#### [TASK STATEMENT]
Extract, from the records beneath this instruction, each line that contains the word "name".
-- start RECORDS --
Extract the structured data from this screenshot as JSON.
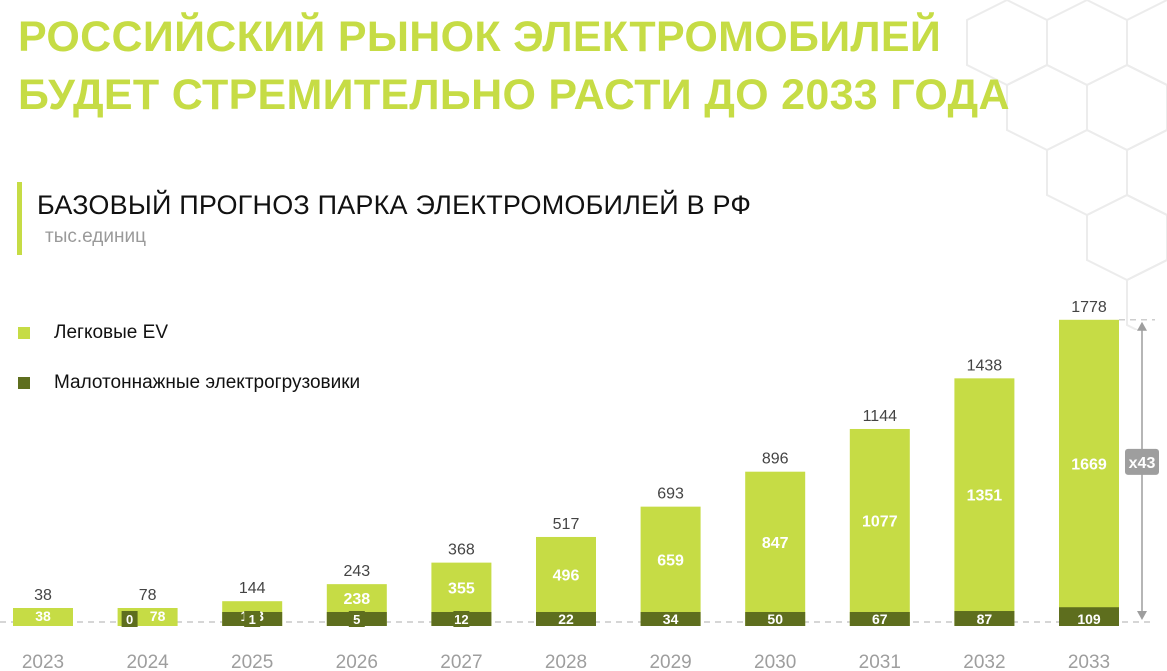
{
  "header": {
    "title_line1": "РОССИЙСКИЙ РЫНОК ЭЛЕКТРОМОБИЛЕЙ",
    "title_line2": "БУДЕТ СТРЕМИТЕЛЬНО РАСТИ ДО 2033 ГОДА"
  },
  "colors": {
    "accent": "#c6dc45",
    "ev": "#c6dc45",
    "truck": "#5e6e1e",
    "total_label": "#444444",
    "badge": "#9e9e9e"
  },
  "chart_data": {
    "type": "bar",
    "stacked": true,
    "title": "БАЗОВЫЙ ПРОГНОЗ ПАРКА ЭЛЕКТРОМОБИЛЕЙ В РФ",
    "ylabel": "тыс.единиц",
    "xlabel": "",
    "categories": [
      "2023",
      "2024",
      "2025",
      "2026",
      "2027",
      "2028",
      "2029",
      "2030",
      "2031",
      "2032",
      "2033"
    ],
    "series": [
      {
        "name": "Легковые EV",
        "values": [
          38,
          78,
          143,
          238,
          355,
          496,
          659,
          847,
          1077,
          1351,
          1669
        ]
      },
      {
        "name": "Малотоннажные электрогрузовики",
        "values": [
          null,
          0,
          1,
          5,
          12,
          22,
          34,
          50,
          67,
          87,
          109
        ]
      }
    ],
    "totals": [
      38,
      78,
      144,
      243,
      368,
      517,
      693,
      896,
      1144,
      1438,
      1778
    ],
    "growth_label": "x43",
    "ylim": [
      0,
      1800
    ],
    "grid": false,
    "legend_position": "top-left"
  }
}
-- end RECORDS --
#### [EXERCISE OUTPUT]
        "name": "Легковые EV",
        "name": "Малотоннажные электрогрузовики",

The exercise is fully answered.